What the exercise asks
Copy each line below that includes "screenshot".
_ _ _
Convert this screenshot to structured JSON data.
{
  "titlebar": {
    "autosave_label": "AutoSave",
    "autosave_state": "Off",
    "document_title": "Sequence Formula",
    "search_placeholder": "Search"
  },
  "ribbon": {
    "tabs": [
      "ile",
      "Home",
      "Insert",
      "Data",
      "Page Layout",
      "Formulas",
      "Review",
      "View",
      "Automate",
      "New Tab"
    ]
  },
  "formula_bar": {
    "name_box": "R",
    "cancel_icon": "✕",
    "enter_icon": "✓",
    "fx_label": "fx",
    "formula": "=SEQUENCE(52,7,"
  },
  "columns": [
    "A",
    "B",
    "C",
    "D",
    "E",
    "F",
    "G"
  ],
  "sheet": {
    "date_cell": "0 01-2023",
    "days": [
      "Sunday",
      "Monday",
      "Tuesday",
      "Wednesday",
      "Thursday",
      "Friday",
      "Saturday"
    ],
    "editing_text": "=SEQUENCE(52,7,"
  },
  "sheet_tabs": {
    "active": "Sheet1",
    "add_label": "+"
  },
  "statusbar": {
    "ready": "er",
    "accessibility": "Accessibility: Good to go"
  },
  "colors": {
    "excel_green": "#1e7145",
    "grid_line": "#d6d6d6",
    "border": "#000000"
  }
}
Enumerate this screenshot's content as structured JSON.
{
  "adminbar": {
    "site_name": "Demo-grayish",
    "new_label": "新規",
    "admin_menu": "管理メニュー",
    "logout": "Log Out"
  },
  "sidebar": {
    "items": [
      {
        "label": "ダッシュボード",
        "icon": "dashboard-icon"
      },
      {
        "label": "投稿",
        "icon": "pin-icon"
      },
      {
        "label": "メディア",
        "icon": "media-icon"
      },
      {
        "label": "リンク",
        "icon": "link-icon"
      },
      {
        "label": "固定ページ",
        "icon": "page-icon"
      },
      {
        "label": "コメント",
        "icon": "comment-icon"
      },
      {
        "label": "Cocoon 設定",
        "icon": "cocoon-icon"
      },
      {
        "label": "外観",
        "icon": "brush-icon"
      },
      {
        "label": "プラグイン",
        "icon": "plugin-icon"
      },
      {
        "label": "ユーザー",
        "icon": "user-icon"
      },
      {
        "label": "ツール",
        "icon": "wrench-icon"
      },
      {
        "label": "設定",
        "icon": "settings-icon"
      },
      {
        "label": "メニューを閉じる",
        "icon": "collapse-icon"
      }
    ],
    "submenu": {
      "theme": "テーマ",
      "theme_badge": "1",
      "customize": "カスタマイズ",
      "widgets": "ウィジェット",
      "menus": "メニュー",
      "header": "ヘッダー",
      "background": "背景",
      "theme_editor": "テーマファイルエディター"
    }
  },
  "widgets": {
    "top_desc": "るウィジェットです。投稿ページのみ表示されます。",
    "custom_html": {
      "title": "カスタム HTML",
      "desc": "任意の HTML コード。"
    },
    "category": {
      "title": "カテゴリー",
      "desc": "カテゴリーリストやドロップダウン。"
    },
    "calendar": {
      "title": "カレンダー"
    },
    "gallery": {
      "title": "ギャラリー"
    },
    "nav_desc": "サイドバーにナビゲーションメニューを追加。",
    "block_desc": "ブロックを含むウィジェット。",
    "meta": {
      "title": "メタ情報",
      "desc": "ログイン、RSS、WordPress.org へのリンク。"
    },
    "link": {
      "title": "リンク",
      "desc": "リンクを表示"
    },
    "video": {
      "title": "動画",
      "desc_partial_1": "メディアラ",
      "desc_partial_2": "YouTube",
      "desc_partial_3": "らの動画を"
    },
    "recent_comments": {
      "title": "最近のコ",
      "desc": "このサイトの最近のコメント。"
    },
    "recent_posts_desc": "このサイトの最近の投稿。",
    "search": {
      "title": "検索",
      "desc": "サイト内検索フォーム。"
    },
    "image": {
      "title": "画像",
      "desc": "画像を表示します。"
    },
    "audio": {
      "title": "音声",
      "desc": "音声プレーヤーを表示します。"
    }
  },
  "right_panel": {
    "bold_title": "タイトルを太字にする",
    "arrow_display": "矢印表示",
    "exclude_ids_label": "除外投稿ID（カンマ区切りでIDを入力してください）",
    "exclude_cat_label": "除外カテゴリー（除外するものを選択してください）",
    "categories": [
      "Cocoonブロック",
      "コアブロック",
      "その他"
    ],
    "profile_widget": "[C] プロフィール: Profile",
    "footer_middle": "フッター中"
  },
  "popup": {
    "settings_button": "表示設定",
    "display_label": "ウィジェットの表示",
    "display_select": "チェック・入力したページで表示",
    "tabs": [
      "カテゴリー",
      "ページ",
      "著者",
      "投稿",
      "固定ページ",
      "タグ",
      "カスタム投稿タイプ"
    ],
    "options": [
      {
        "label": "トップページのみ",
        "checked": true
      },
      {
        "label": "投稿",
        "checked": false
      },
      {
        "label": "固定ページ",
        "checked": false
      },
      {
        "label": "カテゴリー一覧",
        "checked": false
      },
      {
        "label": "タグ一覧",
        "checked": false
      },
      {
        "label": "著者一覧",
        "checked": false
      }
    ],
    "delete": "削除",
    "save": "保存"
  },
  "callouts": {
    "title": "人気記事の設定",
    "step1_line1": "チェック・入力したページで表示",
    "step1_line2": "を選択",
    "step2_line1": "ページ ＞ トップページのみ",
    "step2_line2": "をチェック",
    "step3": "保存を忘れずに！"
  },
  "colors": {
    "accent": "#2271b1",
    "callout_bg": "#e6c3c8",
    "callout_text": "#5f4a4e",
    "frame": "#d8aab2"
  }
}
_ _ _
The output
Convert this screenshot to structured JSON data.
Enumerate this screenshot's content as structured JSON.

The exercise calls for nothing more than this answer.